- **Written task**
Show every line that has the string "JSON" in it.

[Data tied to figure images]
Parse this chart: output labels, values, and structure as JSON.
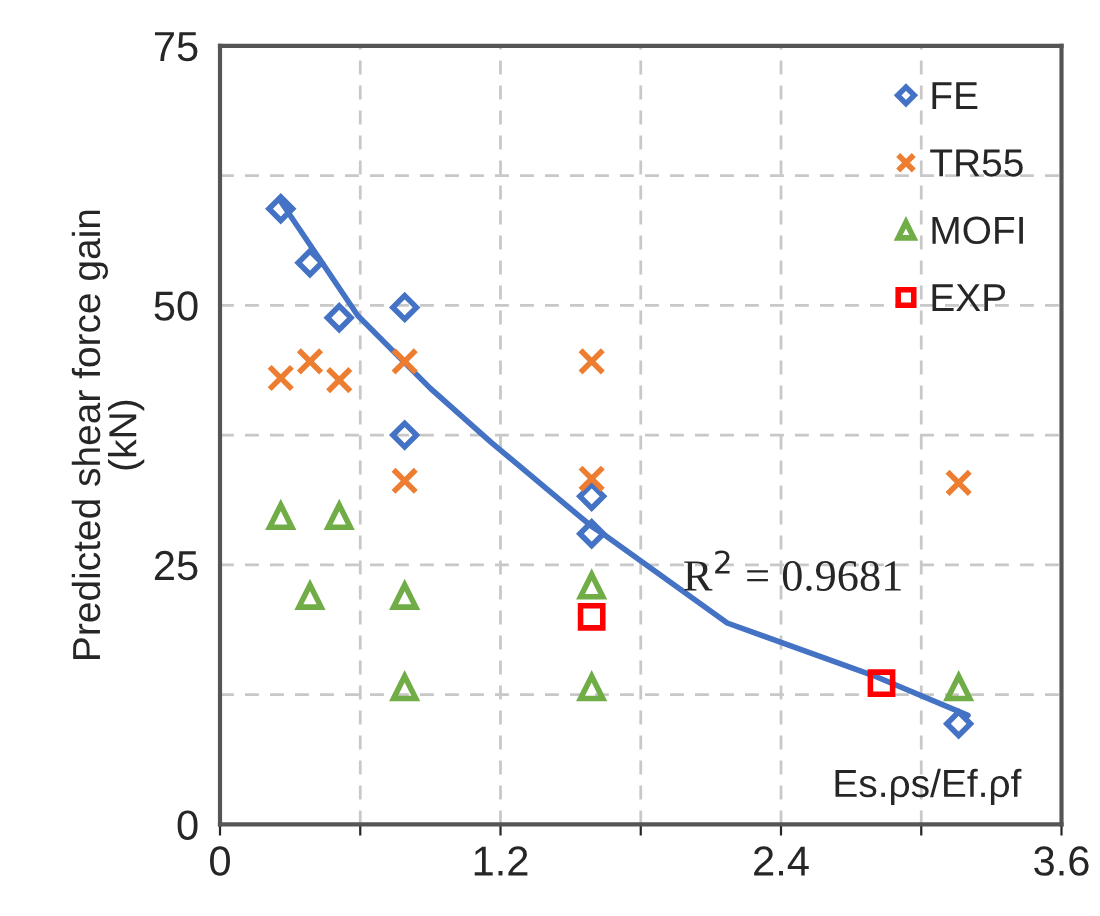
{
  "chart_data": {
    "type": "scatter",
    "xlabel": "Es.ρs/Ef.ρf",
    "ylabel": "Predicted shear force gain\n(kN)",
    "xlim": [
      0,
      3.6
    ],
    "ylim": [
      0,
      75
    ],
    "xticks": [
      0,
      {
        "value": 0.6,
        "label": null
      },
      1.2,
      {
        "value": 1.8,
        "label": null
      },
      2.4,
      {
        "value": 3.0,
        "label": null
      },
      3.6
    ],
    "yticks": [
      0,
      {
        "value": 12.5,
        "label": null
      },
      25,
      {
        "value": 37.5,
        "label": null
      },
      50,
      {
        "value": 62.5,
        "label": null
      },
      75
    ],
    "grid": true,
    "legend": "top right",
    "annotations": [
      "R$^{2}$ = 0.9681"
    ],
    "series": [
      {
        "name": "FE",
        "color": "#4472c4",
        "marker": "diamond",
        "x": [
          0.26,
          0.385,
          0.51,
          0.79,
          0.79,
          1.59,
          1.59,
          3.16
        ],
        "values": [
          59.3,
          54.1,
          48.8,
          49.8,
          37.5,
          31.6,
          28,
          9.7
        ]
      },
      {
        "name": "TR55",
        "color": "#ed7d31",
        "marker": "cross",
        "x": [
          0.26,
          0.385,
          0.51,
          0.79,
          0.79,
          1.59,
          1.59,
          3.16
        ],
        "values": [
          43,
          44.6,
          42.8,
          44.6,
          33.1,
          44.6,
          33.3,
          32.9
        ]
      },
      {
        "name": "MOFI",
        "color": "#70ad47",
        "marker": "triangle",
        "x": [
          0.26,
          0.385,
          0.51,
          0.79,
          0.79,
          1.59,
          1.59,
          3.16
        ],
        "values": [
          29.7,
          22,
          29.7,
          22,
          13.2,
          23,
          13.2,
          13.2
        ]
      },
      {
        "name": "EXP",
        "color": "#ff0000",
        "marker": "square",
        "x": [
          1.59,
          2.83
        ],
        "values": [
          20,
          13.6
        ]
      },
      {
        "type": "line",
        "color": "#4472c4",
        "x": [
          0.26,
          0.59,
          0.9,
          1.16,
          1.59,
          1.65,
          2.17,
          2.81,
          3.2
        ],
        "values": [
          60,
          49,
          42,
          36.8,
          28.7,
          27.8,
          19.4,
          14.2,
          10.5
        ]
      }
    ]
  }
}
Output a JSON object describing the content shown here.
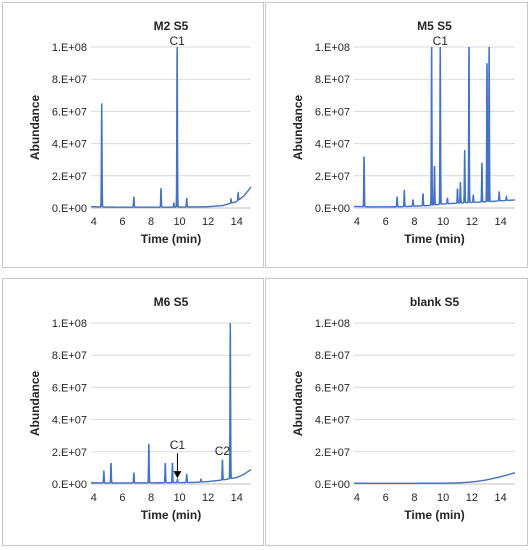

- **Correct answer**
Parse this chart: output labels, values, and structure as JSON.
Output a JSON object describing the content shown here.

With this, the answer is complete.